(Dataset entries on figures)
— Begin —

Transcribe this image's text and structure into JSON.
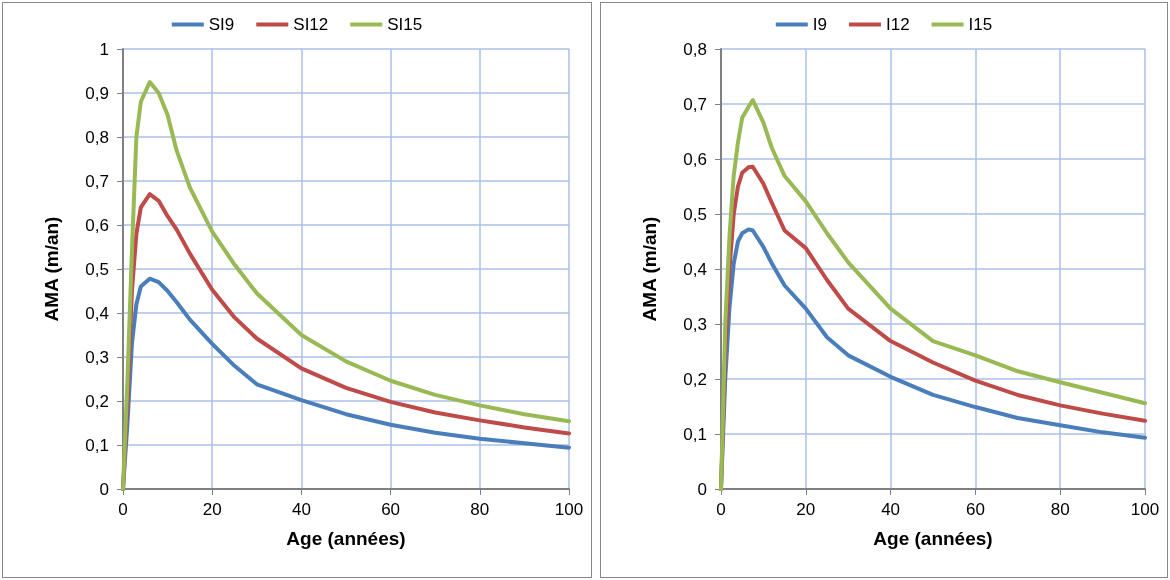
{
  "chart_data": [
    {
      "type": "line",
      "xlabel": "Age (années)",
      "ylabel": "AMA (m/an)",
      "xlim": [
        0,
        100
      ],
      "xticks": [
        0,
        20,
        40,
        60,
        80,
        100
      ],
      "ylim": [
        0,
        1
      ],
      "yticks": [
        {
          "value": 0,
          "label": "0"
        },
        {
          "value": 0.1,
          "label": "0,1"
        },
        {
          "value": 0.2,
          "label": "0,2"
        },
        {
          "value": 0.3,
          "label": "0,3"
        },
        {
          "value": 0.4,
          "label": "0,4"
        },
        {
          "value": 0.5,
          "label": "0,5"
        },
        {
          "value": 0.6,
          "label": "0,6"
        },
        {
          "value": 0.7,
          "label": "0,7"
        },
        {
          "value": 0.8,
          "label": "0,8"
        },
        {
          "value": 0.9,
          "label": "0,9"
        },
        1
      ],
      "grid": true,
      "legend": "top",
      "marker": "none",
      "line_style": "solid",
      "x": [
        0,
        1,
        2,
        3,
        4,
        6,
        8,
        10,
        12,
        15,
        20,
        25,
        30,
        40,
        50,
        60,
        70,
        80,
        90,
        100
      ],
      "series": [
        {
          "name": "SI9",
          "color": "#4a7ebb",
          "values": [
            0,
            0.15,
            0.33,
            0.42,
            0.46,
            0.478,
            0.47,
            0.45,
            0.425,
            0.385,
            0.33,
            0.28,
            0.238,
            0.202,
            0.17,
            0.146,
            0.128,
            0.114,
            0.104,
            0.094
          ]
        },
        {
          "name": "SI12",
          "color": "#be4b48",
          "values": [
            0,
            0.2,
            0.45,
            0.58,
            0.64,
            0.67,
            0.655,
            0.62,
            0.59,
            0.535,
            0.453,
            0.39,
            0.342,
            0.274,
            0.23,
            0.198,
            0.174,
            0.156,
            0.14,
            0.126
          ]
        },
        {
          "name": "SI15",
          "color": "#98b954",
          "values": [
            0,
            0.25,
            0.54,
            0.8,
            0.88,
            0.925,
            0.9,
            0.85,
            0.77,
            0.685,
            0.585,
            0.51,
            0.445,
            0.35,
            0.29,
            0.246,
            0.214,
            0.19,
            0.17,
            0.154
          ]
        }
      ]
    },
    {
      "type": "line",
      "xlabel": "Age (années)",
      "ylabel": "AMA (m/an)",
      "xlim": [
        0,
        100
      ],
      "xticks": [
        0,
        20,
        40,
        60,
        80,
        100
      ],
      "ylim": [
        0,
        0.8
      ],
      "yticks": [
        {
          "value": 0,
          "label": "0"
        },
        {
          "value": 0.1,
          "label": "0,1"
        },
        {
          "value": 0.2,
          "label": "0,2"
        },
        {
          "value": 0.3,
          "label": "0,3"
        },
        {
          "value": 0.4,
          "label": "0,4"
        },
        {
          "value": 0.5,
          "label": "0,5"
        },
        {
          "value": 0.6,
          "label": "0,6"
        },
        {
          "value": 0.7,
          "label": "0,7"
        },
        {
          "value": 0.8,
          "label": "0,8"
        }
      ],
      "grid": true,
      "legend": "top",
      "marker": "none",
      "line_style": "solid",
      "x": [
        0,
        1,
        2,
        3,
        4,
        5,
        6.5,
        7.5,
        10,
        12,
        15,
        20,
        25,
        30,
        40,
        50,
        60,
        70,
        80,
        90,
        100
      ],
      "series": [
        {
          "name": "I9",
          "color": "#4a7ebb",
          "values": [
            0,
            0.2,
            0.33,
            0.41,
            0.45,
            0.465,
            0.472,
            0.47,
            0.44,
            0.41,
            0.37,
            0.328,
            0.276,
            0.243,
            0.204,
            0.171,
            0.149,
            0.129,
            0.116,
            0.103,
            0.093
          ]
        },
        {
          "name": "I12",
          "color": "#be4b48",
          "values": [
            0,
            0.25,
            0.4,
            0.5,
            0.55,
            0.575,
            0.585,
            0.586,
            0.555,
            0.52,
            0.47,
            0.438,
            0.38,
            0.328,
            0.269,
            0.23,
            0.197,
            0.171,
            0.152,
            0.137,
            0.124
          ]
        },
        {
          "name": "I15",
          "color": "#98b954",
          "values": [
            0,
            0.3,
            0.46,
            0.57,
            0.63,
            0.675,
            0.695,
            0.707,
            0.666,
            0.62,
            0.569,
            0.523,
            0.465,
            0.412,
            0.328,
            0.269,
            0.243,
            0.214,
            0.194,
            0.175,
            0.156
          ]
        }
      ]
    }
  ]
}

— End —

TO BE DONE: Omit every picture, then reproduce the rest of the listing exactly.

FINAL RESULT:
Transcribe this image's text and structure into JSON.
{
  "chart_data": [
    {
      "type": "line",
      "xlabel": "Age (années)",
      "ylabel": "AMA (m/an)",
      "xlim": [
        0,
        100
      ],
      "xticks": [
        0,
        20,
        40,
        60,
        80,
        100
      ],
      "ylim": [
        0,
        1
      ],
      "yticks": [
        {
          "value": 0,
          "label": "0"
        },
        {
          "value": 0.1,
          "label": "0,1"
        },
        {
          "value": 0.2,
          "label": "0,2"
        },
        {
          "value": 0.3,
          "label": "0,3"
        },
        {
          "value": 0.4,
          "label": "0,4"
        },
        {
          "value": 0.5,
          "label": "0,5"
        },
        {
          "value": 0.6,
          "label": "0,6"
        },
        {
          "value": 0.7,
          "label": "0,7"
        },
        {
          "value": 0.8,
          "label": "0,8"
        },
        {
          "value": 0.9,
          "label": "0,9"
        },
        1
      ],
      "grid": true,
      "legend": "top",
      "marker": "none",
      "line_style": "solid",
      "x": [
        0,
        1,
        2,
        3,
        4,
        6,
        8,
        10,
        12,
        15,
        20,
        25,
        30,
        40,
        50,
        60,
        70,
        80,
        90,
        100
      ],
      "series": [
        {
          "name": "SI9",
          "color": "#4a7ebb",
          "values": [
            0,
            0.15,
            0.33,
            0.42,
            0.46,
            0.478,
            0.47,
            0.45,
            0.425,
            0.385,
            0.33,
            0.28,
            0.238,
            0.202,
            0.17,
            0.146,
            0.128,
            0.114,
            0.104,
            0.094
          ]
        },
        {
          "name": "SI12",
          "color": "#be4b48",
          "values": [
            0,
            0.2,
            0.45,
            0.58,
            0.64,
            0.67,
            0.655,
            0.62,
            0.59,
            0.535,
            0.453,
            0.39,
            0.342,
            0.274,
            0.23,
            0.198,
            0.174,
            0.156,
            0.14,
            0.126
          ]
        },
        {
          "name": "SI15",
          "color": "#98b954",
          "values": [
            0,
            0.25,
            0.54,
            0.8,
            0.88,
            0.925,
            0.9,
            0.85,
            0.77,
            0.685,
            0.585,
            0.51,
            0.445,
            0.35,
            0.29,
            0.246,
            0.214,
            0.19,
            0.17,
            0.154
          ]
        }
      ]
    },
    {
      "type": "line",
      "xlabel": "Age (années)",
      "ylabel": "AMA (m/an)",
      "xlim": [
        0,
        100
      ],
      "xticks": [
        0,
        20,
        40,
        60,
        80,
        100
      ],
      "ylim": [
        0,
        0.8
      ],
      "yticks": [
        {
          "value": 0,
          "label": "0"
        },
        {
          "value": 0.1,
          "label": "0,1"
        },
        {
          "value": 0.2,
          "label": "0,2"
        },
        {
          "value": 0.3,
          "label": "0,3"
        },
        {
          "value": 0.4,
          "label": "0,4"
        },
        {
          "value": 0.5,
          "label": "0,5"
        },
        {
          "value": 0.6,
          "label": "0,6"
        },
        {
          "value": 0.7,
          "label": "0,7"
        },
        {
          "value": 0.8,
          "label": "0,8"
        }
      ],
      "grid": true,
      "legend": "top",
      "marker": "none",
      "line_style": "solid",
      "x": [
        0,
        1,
        2,
        3,
        4,
        5,
        6.5,
        7.5,
        10,
        12,
        15,
        20,
        25,
        30,
        40,
        50,
        60,
        70,
        80,
        90,
        100
      ],
      "series": [
        {
          "name": "I9",
          "color": "#4a7ebb",
          "values": [
            0,
            0.2,
            0.33,
            0.41,
            0.45,
            0.465,
            0.472,
            0.47,
            0.44,
            0.41,
            0.37,
            0.328,
            0.276,
            0.243,
            0.204,
            0.171,
            0.149,
            0.129,
            0.116,
            0.103,
            0.093
          ]
        },
        {
          "name": "I12",
          "color": "#be4b48",
          "values": [
            0,
            0.25,
            0.4,
            0.5,
            0.55,
            0.575,
            0.585,
            0.586,
            0.555,
            0.52,
            0.47,
            0.438,
            0.38,
            0.328,
            0.269,
            0.23,
            0.197,
            0.171,
            0.152,
            0.137,
            0.124
          ]
        },
        {
          "name": "I15",
          "color": "#98b954",
          "values": [
            0,
            0.3,
            0.46,
            0.57,
            0.63,
            0.675,
            0.695,
            0.707,
            0.666,
            0.62,
            0.569,
            0.523,
            0.465,
            0.412,
            0.328,
            0.269,
            0.243,
            0.214,
            0.194,
            0.175,
            0.156
          ]
        }
      ]
    }
  ]
}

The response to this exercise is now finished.